- **BRIEF**: Copy out all of the material, matching it word for word.

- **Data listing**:
···
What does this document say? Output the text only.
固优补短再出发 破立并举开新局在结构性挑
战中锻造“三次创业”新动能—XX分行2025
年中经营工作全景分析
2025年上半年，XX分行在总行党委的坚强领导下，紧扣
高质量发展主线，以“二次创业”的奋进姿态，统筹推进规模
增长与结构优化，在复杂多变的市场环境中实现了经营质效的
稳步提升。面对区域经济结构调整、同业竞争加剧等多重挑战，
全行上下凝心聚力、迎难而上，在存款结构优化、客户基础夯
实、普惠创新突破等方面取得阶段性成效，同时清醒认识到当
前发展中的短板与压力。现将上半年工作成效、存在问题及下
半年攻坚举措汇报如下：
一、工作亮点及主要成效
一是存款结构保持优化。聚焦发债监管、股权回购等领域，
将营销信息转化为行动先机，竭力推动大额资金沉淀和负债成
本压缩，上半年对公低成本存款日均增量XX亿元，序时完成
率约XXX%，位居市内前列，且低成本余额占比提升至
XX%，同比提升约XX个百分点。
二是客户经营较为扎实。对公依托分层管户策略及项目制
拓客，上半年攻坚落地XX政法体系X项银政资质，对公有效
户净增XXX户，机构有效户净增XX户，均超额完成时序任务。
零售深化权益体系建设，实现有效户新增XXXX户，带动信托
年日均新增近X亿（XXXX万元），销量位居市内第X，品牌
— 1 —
···
- **RIGHT ANSWER**:
What does this document say? Output the text only.
固优补短再出发 破立并举开新局在结构性挑
战中锻造“三次创业”新动能—XX分行2025
年中经营工作全景分析
2025年上半年，XX分行在总行党委的坚强领导下，紧扣
高质量发展主线，以“二次创业”的奋进姿态，统筹推进规模
增长与结构优化，在复杂多变的市场环境中实现了经营质效的
稳步提升。面对区域经济结构调整、同业竞争加剧等多重挑战，
全行上下凝心聚力、迎难而上，在存款结构优化、客户基础夯
实、普惠创新突破等方面取得阶段性成效，同时清醒认识到当
前发展中的短板与压力。现将上半年工作成效、存在问题及下
半年攻坚举措汇报如下：
一、工作亮点及主要成效
一是存款结构保持优化。聚焦发债监管、股权回购等领域，
将营销信息转化为行动先机，竭力推动大额资金沉淀和负债成
本压缩，上半年对公低成本存款日均增量XX亿元，序时完成
率约XXX%，位居市内前列，且低成本余额占比提升至
XX%，同比提升约XX个百分点。
二是客户经营较为扎实。对公依托分层管户策略及项目制
拓客，上半年攻坚落地XX政法体系X项银政资质，对公有效
户净增XXX户，机构有效户净增XX户，均超额完成时序任务。
零售深化权益体系建设，实现有效户新增XXXX户，带动信托
年日均新增近X亿（XXXX万元），销量位居市内第X，品牌
— 1 —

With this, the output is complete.